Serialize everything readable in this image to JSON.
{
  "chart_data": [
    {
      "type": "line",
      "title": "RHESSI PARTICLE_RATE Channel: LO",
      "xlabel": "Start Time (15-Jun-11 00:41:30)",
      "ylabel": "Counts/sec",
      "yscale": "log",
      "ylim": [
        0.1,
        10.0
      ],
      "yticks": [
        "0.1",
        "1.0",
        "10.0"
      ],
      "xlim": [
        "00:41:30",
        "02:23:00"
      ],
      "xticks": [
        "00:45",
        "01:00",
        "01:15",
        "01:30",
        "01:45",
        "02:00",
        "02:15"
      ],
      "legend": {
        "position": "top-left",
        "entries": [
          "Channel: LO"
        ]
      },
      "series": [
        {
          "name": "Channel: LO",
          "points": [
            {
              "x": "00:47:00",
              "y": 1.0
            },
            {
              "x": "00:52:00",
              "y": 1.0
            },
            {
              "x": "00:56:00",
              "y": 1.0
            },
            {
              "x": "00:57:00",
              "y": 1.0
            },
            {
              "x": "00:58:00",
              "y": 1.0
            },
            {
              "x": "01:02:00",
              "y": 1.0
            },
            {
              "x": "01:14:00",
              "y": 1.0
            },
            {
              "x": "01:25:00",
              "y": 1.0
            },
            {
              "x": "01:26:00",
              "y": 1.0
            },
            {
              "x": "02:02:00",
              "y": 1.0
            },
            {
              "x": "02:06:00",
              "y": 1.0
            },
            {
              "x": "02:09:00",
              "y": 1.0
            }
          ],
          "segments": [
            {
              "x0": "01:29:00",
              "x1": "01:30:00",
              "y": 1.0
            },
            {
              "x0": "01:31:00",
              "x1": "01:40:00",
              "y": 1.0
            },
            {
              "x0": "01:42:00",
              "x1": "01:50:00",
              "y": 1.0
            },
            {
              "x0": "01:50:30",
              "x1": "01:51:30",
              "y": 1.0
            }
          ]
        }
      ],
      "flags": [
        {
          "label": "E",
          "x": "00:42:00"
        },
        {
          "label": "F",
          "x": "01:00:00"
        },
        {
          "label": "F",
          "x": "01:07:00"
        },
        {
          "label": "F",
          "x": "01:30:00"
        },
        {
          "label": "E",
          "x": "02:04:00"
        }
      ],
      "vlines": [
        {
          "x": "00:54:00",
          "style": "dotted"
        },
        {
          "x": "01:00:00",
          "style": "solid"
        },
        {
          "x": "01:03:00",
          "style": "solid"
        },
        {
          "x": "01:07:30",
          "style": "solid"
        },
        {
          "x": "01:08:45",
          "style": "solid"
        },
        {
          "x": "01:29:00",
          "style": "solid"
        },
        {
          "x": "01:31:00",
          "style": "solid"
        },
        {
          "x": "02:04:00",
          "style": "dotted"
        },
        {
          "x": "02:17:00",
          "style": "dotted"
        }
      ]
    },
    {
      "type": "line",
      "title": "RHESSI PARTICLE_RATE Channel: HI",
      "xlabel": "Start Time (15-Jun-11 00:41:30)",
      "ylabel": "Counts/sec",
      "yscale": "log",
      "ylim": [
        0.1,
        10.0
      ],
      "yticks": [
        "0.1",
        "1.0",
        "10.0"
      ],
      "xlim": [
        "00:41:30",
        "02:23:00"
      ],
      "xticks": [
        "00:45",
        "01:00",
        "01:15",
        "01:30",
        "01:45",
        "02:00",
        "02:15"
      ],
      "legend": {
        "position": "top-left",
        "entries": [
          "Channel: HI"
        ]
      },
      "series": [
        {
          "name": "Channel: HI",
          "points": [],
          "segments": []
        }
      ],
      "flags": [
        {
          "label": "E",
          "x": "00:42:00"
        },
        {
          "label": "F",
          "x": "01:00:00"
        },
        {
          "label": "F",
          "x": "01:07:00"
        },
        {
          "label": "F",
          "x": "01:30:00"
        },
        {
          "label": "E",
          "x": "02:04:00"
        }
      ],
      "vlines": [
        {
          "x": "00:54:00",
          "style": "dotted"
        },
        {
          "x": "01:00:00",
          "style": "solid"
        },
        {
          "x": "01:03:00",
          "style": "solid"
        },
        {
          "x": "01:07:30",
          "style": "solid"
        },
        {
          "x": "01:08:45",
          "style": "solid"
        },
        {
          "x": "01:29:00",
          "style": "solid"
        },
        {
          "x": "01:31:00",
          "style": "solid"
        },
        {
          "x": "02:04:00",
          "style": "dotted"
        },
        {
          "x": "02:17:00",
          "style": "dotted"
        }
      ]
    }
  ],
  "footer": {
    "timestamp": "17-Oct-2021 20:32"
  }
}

§ EXERCISE INSTRUCTIONS: Repeat the data precisely, reproducing every entry.

§ PROBLEM SOLUTION:
Serialize everything readable in this image to JSON.
{
  "chart_data": [
    {
      "type": "line",
      "title": "RHESSI PARTICLE_RATE Channel: LO",
      "xlabel": "Start Time (15-Jun-11 00:41:30)",
      "ylabel": "Counts/sec",
      "yscale": "log",
      "ylim": [
        0.1,
        10.0
      ],
      "yticks": [
        "0.1",
        "1.0",
        "10.0"
      ],
      "xlim": [
        "00:41:30",
        "02:23:00"
      ],
      "xticks": [
        "00:45",
        "01:00",
        "01:15",
        "01:30",
        "01:45",
        "02:00",
        "02:15"
      ],
      "legend": {
        "position": "top-left",
        "entries": [
          "Channel: LO"
        ]
      },
      "series": [
        {
          "name": "Channel: LO",
          "points": [
            {
              "x": "00:47:00",
              "y": 1.0
            },
            {
              "x": "00:52:00",
              "y": 1.0
            },
            {
              "x": "00:56:00",
              "y": 1.0
            },
            {
              "x": "00:57:00",
              "y": 1.0
            },
            {
              "x": "00:58:00",
              "y": 1.0
            },
            {
              "x": "01:02:00",
              "y": 1.0
            },
            {
              "x": "01:14:00",
              "y": 1.0
            },
            {
              "x": "01:25:00",
              "y": 1.0
            },
            {
              "x": "01:26:00",
              "y": 1.0
            },
            {
              "x": "02:02:00",
              "y": 1.0
            },
            {
              "x": "02:06:00",
              "y": 1.0
            },
            {
              "x": "02:09:00",
              "y": 1.0
            }
          ],
          "segments": [
            {
              "x0": "01:29:00",
              "x1": "01:30:00",
              "y": 1.0
            },
            {
              "x0": "01:31:00",
              "x1": "01:40:00",
              "y": 1.0
            },
            {
              "x0": "01:42:00",
              "x1": "01:50:00",
              "y": 1.0
            },
            {
              "x0": "01:50:30",
              "x1": "01:51:30",
              "y": 1.0
            }
          ]
        }
      ],
      "flags": [
        {
          "label": "E",
          "x": "00:42:00"
        },
        {
          "label": "F",
          "x": "01:00:00"
        },
        {
          "label": "F",
          "x": "01:07:00"
        },
        {
          "label": "F",
          "x": "01:30:00"
        },
        {
          "label": "E",
          "x": "02:04:00"
        }
      ],
      "vlines": [
        {
          "x": "00:54:00",
          "style": "dotted"
        },
        {
          "x": "01:00:00",
          "style": "solid"
        },
        {
          "x": "01:03:00",
          "style": "solid"
        },
        {
          "x": "01:07:30",
          "style": "solid"
        },
        {
          "x": "01:08:45",
          "style": "solid"
        },
        {
          "x": "01:29:00",
          "style": "solid"
        },
        {
          "x": "01:31:00",
          "style": "solid"
        },
        {
          "x": "02:04:00",
          "style": "dotted"
        },
        {
          "x": "02:17:00",
          "style": "dotted"
        }
      ]
    },
    {
      "type": "line",
      "title": "RHESSI PARTICLE_RATE Channel: HI",
      "xlabel": "Start Time (15-Jun-11 00:41:30)",
      "ylabel": "Counts/sec",
      "yscale": "log",
      "ylim": [
        0.1,
        10.0
      ],
      "yticks": [
        "0.1",
        "1.0",
        "10.0"
      ],
      "xlim": [
        "00:41:30",
        "02:23:00"
      ],
      "xticks": [
        "00:45",
        "01:00",
        "01:15",
        "01:30",
        "01:45",
        "02:00",
        "02:15"
      ],
      "legend": {
        "position": "top-left",
        "entries": [
          "Channel: HI"
        ]
      },
      "series": [
        {
          "name": "Channel: HI",
          "points": [],
          "segments": []
        }
      ],
      "flags": [
        {
          "label": "E",
          "x": "00:42:00"
        },
        {
          "label": "F",
          "x": "01:00:00"
        },
        {
          "label": "F",
          "x": "01:07:00"
        },
        {
          "label": "F",
          "x": "01:30:00"
        },
        {
          "label": "E",
          "x": "02:04:00"
        }
      ],
      "vlines": [
        {
          "x": "00:54:00",
          "style": "dotted"
        },
        {
          "x": "01:00:00",
          "style": "solid"
        },
        {
          "x": "01:03:00",
          "style": "solid"
        },
        {
          "x": "01:07:30",
          "style": "solid"
        },
        {
          "x": "01:08:45",
          "style": "solid"
        },
        {
          "x": "01:29:00",
          "style": "solid"
        },
        {
          "x": "01:31:00",
          "style": "solid"
        },
        {
          "x": "02:04:00",
          "style": "dotted"
        },
        {
          "x": "02:17:00",
          "style": "dotted"
        }
      ]
    }
  ],
  "footer": {
    "timestamp": "17-Oct-2021 20:32"
  }
}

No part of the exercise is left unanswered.